What you will do: Below are the records; copy each line in them that holds the word "JSON".

********************

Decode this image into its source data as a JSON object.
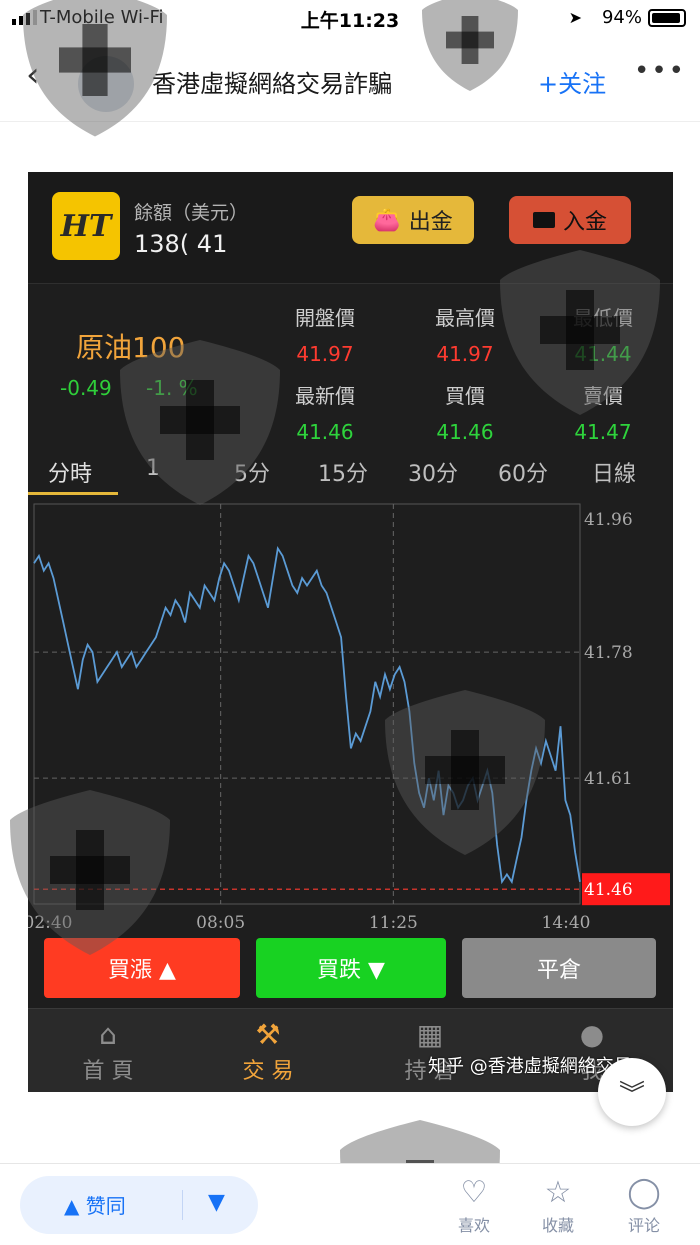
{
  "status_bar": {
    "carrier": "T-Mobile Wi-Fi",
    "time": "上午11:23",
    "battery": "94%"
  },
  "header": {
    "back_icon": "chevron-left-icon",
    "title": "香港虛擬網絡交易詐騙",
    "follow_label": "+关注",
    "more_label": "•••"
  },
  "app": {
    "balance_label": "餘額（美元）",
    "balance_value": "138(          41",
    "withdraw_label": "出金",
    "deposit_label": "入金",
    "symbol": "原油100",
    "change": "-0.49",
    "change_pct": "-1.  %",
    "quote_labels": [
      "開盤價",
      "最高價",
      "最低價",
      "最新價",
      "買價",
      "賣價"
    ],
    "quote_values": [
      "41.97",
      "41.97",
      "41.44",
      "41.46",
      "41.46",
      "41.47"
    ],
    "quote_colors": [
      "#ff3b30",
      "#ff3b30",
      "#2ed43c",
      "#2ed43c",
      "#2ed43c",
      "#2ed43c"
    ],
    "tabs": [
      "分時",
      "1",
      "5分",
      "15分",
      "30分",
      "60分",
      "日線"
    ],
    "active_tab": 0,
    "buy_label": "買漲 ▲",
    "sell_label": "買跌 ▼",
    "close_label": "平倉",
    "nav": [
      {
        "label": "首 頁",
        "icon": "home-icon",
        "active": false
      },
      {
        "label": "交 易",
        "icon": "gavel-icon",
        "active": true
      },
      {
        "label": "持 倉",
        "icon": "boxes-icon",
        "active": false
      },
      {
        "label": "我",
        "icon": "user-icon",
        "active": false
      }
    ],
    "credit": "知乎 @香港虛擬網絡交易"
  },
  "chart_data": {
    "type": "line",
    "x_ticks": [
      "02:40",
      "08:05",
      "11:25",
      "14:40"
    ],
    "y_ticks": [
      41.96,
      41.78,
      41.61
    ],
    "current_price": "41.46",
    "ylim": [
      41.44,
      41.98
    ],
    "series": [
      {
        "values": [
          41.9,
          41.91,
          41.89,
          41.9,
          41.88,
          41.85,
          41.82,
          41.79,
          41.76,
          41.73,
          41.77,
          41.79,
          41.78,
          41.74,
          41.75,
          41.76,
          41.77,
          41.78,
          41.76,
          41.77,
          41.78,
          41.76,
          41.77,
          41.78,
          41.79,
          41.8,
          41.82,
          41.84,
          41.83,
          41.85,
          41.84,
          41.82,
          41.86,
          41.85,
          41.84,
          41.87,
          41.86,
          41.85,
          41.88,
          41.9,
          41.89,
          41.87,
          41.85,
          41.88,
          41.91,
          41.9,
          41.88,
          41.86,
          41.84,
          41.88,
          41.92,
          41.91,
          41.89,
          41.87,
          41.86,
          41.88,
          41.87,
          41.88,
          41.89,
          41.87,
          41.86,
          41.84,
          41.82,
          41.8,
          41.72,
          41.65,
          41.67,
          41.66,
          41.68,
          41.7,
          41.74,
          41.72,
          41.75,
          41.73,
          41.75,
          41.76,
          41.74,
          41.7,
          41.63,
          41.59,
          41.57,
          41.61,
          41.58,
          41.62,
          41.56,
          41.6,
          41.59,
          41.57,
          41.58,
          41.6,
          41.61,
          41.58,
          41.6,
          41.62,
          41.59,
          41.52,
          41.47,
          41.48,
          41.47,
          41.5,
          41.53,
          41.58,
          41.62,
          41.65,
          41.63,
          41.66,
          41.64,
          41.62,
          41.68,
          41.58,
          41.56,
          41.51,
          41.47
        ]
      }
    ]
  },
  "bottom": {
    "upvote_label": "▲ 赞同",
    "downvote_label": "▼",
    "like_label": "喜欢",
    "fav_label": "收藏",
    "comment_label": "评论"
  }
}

********************

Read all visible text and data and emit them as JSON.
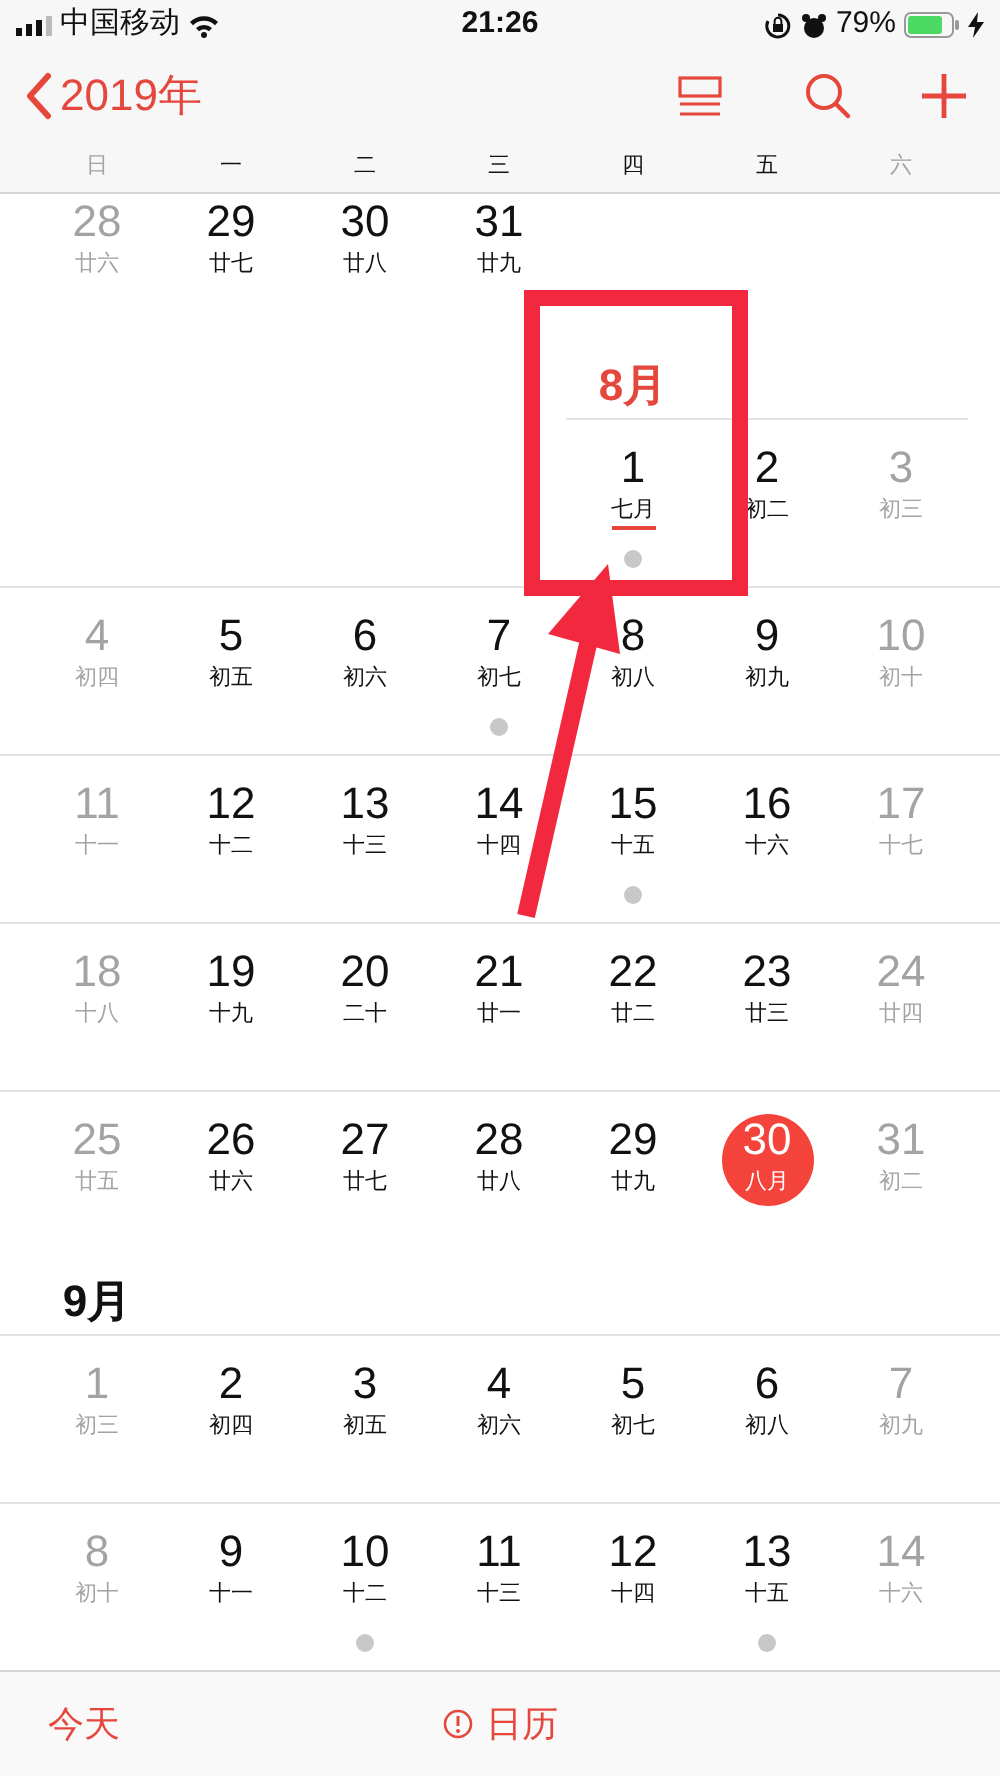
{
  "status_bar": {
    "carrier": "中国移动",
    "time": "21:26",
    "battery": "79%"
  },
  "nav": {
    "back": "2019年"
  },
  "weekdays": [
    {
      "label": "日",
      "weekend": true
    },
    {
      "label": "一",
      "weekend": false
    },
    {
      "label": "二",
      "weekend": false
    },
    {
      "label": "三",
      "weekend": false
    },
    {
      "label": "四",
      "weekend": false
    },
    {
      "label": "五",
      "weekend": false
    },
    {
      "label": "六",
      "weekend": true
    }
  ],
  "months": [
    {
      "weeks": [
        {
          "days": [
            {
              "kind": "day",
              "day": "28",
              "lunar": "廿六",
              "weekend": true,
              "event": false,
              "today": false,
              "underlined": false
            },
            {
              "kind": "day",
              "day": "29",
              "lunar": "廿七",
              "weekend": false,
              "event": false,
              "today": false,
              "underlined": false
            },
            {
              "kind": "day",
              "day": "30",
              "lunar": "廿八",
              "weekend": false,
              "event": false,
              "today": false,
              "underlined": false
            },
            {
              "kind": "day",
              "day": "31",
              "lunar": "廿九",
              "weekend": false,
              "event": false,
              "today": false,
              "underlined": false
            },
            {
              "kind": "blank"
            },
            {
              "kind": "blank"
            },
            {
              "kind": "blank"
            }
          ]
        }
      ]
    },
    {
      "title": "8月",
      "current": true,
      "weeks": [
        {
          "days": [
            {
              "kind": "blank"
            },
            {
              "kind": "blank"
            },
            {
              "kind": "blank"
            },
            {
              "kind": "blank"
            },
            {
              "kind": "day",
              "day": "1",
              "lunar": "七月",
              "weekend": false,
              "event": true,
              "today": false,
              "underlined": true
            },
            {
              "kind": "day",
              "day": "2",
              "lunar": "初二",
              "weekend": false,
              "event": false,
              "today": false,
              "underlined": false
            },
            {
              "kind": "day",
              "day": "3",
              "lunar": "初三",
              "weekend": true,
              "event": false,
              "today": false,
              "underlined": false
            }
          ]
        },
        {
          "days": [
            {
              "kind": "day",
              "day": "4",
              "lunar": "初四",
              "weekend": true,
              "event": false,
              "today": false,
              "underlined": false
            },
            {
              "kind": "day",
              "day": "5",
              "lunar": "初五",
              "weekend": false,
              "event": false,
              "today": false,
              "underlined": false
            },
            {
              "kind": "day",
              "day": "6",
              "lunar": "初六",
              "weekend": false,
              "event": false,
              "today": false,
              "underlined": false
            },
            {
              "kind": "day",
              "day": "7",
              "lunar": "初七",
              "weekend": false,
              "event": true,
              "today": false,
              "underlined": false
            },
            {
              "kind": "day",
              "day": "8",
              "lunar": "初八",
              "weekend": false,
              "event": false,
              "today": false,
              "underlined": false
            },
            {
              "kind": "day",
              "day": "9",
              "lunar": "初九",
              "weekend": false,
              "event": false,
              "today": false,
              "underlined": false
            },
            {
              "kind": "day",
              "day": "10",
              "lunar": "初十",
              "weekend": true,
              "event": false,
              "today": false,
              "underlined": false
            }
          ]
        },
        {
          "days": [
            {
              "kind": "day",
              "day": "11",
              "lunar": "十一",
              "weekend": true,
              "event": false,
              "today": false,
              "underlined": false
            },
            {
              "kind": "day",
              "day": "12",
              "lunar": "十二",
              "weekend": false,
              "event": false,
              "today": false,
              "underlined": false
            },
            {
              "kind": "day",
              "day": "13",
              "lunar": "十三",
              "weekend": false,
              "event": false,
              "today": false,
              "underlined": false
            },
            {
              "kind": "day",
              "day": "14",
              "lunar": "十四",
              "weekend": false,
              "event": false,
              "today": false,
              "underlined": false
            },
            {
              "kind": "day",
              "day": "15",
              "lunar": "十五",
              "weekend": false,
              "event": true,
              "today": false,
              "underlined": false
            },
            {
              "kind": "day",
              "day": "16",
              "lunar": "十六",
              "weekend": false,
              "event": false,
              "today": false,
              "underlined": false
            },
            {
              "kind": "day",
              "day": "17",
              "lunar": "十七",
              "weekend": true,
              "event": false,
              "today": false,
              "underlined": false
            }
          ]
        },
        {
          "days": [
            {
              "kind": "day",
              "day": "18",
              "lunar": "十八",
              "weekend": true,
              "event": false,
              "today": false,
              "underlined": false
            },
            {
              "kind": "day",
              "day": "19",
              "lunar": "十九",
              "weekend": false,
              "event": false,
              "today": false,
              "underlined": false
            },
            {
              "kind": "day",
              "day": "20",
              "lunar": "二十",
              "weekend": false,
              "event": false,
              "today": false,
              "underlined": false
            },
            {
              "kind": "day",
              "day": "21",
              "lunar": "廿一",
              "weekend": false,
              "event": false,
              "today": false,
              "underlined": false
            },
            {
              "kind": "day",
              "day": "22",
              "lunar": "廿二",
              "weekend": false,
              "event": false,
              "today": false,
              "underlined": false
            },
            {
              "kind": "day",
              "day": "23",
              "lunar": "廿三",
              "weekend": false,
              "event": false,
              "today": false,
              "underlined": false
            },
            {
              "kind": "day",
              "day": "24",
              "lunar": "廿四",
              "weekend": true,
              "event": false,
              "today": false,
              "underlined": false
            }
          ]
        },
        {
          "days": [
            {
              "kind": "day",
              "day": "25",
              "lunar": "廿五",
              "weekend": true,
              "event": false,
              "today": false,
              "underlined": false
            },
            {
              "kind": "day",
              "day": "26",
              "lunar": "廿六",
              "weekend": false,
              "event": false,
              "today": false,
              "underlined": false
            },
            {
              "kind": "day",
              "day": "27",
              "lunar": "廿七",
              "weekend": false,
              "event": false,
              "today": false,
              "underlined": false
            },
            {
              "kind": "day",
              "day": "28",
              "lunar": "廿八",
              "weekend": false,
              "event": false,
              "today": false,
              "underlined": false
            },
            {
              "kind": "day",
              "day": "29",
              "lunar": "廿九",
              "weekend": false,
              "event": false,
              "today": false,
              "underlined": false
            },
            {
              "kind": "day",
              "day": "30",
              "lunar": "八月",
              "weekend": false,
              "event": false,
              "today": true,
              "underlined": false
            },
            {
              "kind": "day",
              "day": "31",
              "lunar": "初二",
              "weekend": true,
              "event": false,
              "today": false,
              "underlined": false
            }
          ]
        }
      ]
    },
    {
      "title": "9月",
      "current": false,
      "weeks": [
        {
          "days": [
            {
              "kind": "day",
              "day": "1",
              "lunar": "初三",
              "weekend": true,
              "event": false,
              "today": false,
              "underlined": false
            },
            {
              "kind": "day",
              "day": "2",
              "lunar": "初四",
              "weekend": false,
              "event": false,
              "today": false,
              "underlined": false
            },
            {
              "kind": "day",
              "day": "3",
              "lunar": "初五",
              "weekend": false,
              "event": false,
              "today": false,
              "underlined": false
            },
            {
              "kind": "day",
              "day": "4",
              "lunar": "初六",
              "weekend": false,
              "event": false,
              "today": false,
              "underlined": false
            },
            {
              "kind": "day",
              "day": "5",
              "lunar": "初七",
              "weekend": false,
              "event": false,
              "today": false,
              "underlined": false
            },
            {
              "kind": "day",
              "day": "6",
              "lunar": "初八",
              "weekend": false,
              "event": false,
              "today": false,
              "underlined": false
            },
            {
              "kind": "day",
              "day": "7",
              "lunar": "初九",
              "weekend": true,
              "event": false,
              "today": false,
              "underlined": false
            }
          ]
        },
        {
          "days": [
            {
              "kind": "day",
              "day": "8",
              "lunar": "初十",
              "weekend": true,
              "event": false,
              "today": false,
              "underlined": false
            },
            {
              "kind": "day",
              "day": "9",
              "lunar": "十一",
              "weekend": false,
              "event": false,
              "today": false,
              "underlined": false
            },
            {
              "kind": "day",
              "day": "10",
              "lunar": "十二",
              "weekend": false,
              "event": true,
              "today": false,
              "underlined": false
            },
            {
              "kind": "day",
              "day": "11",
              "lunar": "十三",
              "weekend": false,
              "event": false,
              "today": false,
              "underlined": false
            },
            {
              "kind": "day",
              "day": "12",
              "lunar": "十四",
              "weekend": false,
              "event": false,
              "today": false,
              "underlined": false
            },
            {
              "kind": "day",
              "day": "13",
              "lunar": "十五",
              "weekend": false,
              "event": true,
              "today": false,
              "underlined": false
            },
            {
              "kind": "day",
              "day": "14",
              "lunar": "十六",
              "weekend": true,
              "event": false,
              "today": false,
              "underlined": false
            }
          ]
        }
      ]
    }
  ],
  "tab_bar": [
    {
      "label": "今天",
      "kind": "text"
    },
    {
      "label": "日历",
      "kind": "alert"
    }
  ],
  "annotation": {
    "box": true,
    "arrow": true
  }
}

********************

Expected output:
Decode this image into its source data as a JSON object.
Read all visible text and data and emit them as JSON.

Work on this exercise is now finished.